What is being asked >>
Each entry that follows must be output without any deviation.

Records for the task >>
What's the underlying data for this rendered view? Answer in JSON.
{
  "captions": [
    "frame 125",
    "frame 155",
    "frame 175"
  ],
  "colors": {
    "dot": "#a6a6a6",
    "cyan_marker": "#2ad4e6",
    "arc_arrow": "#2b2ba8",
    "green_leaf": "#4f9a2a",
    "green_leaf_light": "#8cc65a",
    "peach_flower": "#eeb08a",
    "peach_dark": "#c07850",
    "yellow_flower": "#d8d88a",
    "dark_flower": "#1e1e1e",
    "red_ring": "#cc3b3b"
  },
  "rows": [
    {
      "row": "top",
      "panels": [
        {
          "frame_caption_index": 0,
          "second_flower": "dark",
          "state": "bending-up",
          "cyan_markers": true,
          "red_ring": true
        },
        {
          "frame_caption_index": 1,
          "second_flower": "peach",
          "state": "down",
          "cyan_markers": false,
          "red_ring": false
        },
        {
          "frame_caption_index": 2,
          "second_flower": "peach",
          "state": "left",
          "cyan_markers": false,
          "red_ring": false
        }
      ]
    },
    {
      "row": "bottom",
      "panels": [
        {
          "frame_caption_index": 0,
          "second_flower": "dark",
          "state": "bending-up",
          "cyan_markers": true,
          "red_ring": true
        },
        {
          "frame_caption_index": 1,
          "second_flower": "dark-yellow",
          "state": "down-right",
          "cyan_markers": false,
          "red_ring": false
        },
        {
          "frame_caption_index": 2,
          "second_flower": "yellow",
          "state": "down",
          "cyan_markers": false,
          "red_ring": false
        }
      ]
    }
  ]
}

Complete answer >>
What's the underlying data for this rendered view? Answer in JSON.
{
  "captions": [
    "frame 125",
    "frame 155",
    "frame 175"
  ],
  "colors": {
    "dot": "#a6a6a6",
    "cyan_marker": "#2ad4e6",
    "arc_arrow": "#2b2ba8",
    "green_leaf": "#4f9a2a",
    "green_leaf_light": "#8cc65a",
    "peach_flower": "#eeb08a",
    "peach_dark": "#c07850",
    "yellow_flower": "#d8d88a",
    "dark_flower": "#1e1e1e",
    "red_ring": "#cc3b3b"
  },
  "rows": [
    {
      "row": "top",
      "panels": [
        {
          "frame_caption_index": 0,
          "second_flower": "dark",
          "state": "bending-up",
          "cyan_markers": true,
          "red_ring": true
        },
        {
          "frame_caption_index": 1,
          "second_flower": "peach",
          "state": "down",
          "cyan_markers": false,
          "red_ring": false
        },
        {
          "frame_caption_index": 2,
          "second_flower": "peach",
          "state": "left",
          "cyan_markers": false,
          "red_ring": false
        }
      ]
    },
    {
      "row": "bottom",
      "panels": [
        {
          "frame_caption_index": 0,
          "second_flower": "dark",
          "state": "bending-up",
          "cyan_markers": true,
          "red_ring": true
        },
        {
          "frame_caption_index": 1,
          "second_flower": "dark-yellow",
          "state": "down-right",
          "cyan_markers": false,
          "red_ring": false
        },
        {
          "frame_caption_index": 2,
          "second_flower": "yellow",
          "state": "down",
          "cyan_markers": false,
          "red_ring": false
        }
      ]
    }
  ]
}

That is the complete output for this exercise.